**WHAT YOU HAVE TO DO**
Copy all lines below containing "input".
══ SUPPLIED DATA ══
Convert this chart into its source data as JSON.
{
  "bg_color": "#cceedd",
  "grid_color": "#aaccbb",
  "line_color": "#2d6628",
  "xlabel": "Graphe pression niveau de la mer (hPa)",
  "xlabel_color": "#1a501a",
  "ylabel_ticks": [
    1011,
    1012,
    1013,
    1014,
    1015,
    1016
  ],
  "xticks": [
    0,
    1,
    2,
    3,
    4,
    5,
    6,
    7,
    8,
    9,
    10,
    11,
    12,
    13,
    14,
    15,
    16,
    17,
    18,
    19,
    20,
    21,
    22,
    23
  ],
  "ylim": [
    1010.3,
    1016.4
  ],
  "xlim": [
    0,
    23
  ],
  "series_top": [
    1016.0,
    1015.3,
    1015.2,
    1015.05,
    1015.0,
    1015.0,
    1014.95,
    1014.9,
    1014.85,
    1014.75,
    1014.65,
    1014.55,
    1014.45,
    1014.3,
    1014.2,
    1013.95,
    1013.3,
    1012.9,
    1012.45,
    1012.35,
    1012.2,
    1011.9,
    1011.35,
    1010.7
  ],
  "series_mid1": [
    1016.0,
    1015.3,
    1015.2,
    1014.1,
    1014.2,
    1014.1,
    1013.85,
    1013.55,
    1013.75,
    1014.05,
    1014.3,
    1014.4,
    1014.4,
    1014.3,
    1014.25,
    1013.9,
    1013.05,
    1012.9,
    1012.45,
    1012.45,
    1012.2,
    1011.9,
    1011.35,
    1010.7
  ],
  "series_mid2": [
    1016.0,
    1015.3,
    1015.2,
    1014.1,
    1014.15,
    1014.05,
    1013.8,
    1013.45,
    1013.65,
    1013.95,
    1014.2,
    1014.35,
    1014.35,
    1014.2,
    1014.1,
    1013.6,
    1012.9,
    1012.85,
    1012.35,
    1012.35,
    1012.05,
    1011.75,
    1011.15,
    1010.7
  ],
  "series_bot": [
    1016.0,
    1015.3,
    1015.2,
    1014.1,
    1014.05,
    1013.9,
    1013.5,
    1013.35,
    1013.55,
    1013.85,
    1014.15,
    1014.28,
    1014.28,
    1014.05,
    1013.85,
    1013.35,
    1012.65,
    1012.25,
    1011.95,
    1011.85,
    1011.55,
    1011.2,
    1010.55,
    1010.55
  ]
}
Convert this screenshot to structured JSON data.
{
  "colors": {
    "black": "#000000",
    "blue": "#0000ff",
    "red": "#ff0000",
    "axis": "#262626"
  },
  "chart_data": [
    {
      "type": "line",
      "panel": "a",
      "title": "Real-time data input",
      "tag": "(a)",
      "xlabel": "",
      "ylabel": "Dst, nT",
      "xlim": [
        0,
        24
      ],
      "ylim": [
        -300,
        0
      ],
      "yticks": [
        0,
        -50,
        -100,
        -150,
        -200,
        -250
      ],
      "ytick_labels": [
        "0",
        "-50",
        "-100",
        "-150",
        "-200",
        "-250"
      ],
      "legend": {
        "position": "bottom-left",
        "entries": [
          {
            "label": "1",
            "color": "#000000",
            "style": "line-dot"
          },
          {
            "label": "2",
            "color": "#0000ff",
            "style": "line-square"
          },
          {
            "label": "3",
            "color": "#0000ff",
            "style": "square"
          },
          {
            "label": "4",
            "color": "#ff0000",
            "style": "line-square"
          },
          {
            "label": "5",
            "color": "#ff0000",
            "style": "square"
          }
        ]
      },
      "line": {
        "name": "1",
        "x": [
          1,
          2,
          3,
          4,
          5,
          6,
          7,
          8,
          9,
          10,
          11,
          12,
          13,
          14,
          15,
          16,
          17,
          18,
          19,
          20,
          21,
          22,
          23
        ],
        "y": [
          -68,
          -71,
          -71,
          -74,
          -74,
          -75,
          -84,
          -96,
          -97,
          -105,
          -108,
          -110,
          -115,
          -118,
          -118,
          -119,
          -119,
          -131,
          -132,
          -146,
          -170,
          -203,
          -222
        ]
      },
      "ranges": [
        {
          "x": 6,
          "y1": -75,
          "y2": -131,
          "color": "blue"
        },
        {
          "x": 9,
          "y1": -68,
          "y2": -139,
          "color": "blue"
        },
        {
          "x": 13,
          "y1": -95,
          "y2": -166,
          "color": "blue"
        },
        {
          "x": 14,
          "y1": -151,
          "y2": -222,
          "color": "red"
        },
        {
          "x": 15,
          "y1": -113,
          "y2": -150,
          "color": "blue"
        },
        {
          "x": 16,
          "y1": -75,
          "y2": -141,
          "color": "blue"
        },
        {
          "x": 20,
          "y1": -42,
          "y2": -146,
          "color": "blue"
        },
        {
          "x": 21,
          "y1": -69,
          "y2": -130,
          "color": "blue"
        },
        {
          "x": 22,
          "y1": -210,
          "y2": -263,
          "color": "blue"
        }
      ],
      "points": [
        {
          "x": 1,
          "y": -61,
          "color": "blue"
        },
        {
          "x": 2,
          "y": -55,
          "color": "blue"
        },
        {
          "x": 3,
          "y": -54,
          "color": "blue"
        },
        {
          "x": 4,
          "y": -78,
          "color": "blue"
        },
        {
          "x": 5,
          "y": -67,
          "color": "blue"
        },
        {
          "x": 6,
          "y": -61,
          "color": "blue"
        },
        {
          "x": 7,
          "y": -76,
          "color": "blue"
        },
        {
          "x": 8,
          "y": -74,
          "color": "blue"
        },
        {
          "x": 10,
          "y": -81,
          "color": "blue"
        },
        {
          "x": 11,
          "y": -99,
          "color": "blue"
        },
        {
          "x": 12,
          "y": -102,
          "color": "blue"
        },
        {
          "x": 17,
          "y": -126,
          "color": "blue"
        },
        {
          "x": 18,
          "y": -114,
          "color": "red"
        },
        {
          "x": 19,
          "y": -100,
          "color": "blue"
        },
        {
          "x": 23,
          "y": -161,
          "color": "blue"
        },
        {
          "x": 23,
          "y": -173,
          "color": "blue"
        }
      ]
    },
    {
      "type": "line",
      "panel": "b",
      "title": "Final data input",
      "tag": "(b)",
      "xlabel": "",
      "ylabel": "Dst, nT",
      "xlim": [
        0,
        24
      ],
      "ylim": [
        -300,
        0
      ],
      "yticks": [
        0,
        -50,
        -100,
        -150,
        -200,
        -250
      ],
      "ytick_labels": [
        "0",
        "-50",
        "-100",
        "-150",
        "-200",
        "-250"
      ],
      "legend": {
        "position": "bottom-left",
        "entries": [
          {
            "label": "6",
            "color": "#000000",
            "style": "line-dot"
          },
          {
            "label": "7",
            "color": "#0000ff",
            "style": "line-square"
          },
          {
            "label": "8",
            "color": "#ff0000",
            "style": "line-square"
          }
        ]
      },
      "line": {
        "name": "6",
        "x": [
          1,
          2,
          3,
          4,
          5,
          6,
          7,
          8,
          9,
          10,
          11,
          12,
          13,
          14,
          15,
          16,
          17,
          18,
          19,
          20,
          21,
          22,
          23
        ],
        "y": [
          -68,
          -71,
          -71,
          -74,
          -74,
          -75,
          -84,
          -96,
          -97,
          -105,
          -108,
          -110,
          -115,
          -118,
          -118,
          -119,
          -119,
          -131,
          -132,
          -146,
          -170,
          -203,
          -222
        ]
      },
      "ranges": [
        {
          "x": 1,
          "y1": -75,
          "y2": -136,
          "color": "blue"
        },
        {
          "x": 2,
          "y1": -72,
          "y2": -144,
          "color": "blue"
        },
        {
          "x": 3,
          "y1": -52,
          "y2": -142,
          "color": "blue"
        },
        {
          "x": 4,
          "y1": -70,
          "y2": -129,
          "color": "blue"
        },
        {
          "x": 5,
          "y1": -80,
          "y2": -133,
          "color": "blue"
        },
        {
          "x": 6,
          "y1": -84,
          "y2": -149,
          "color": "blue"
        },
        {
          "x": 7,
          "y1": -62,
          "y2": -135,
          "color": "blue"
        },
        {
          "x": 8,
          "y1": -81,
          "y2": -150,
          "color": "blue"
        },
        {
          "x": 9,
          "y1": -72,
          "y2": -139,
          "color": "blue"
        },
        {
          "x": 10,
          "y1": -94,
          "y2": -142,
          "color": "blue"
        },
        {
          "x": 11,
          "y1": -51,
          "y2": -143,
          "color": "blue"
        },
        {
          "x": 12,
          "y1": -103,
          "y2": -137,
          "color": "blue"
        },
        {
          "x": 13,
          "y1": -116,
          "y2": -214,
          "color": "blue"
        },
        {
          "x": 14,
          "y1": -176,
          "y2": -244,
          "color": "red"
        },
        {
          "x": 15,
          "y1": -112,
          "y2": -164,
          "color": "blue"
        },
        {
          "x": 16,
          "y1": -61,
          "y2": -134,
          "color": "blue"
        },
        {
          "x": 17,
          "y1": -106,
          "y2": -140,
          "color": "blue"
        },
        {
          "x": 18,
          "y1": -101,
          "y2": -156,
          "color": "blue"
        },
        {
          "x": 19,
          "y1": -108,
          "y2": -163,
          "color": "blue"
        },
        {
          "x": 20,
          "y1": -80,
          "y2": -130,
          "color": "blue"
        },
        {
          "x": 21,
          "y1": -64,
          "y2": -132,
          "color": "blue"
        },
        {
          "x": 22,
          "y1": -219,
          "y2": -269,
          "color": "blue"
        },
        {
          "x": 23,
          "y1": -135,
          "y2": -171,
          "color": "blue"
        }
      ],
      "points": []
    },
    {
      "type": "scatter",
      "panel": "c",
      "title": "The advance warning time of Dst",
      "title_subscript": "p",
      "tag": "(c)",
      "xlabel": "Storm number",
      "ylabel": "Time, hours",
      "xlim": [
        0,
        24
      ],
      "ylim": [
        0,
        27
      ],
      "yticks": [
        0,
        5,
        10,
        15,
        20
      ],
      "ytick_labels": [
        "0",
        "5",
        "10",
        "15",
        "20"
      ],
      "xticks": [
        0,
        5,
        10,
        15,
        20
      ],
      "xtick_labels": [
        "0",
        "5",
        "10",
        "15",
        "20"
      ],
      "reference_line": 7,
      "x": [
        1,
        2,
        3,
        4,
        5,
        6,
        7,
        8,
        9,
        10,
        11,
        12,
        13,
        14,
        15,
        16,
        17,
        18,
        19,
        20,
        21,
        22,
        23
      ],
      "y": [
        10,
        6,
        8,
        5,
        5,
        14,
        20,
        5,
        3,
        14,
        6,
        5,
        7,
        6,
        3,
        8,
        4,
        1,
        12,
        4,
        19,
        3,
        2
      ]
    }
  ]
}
═══
**RESPONSE**
      "title": "Real-time data input",
      "title": "Final data input",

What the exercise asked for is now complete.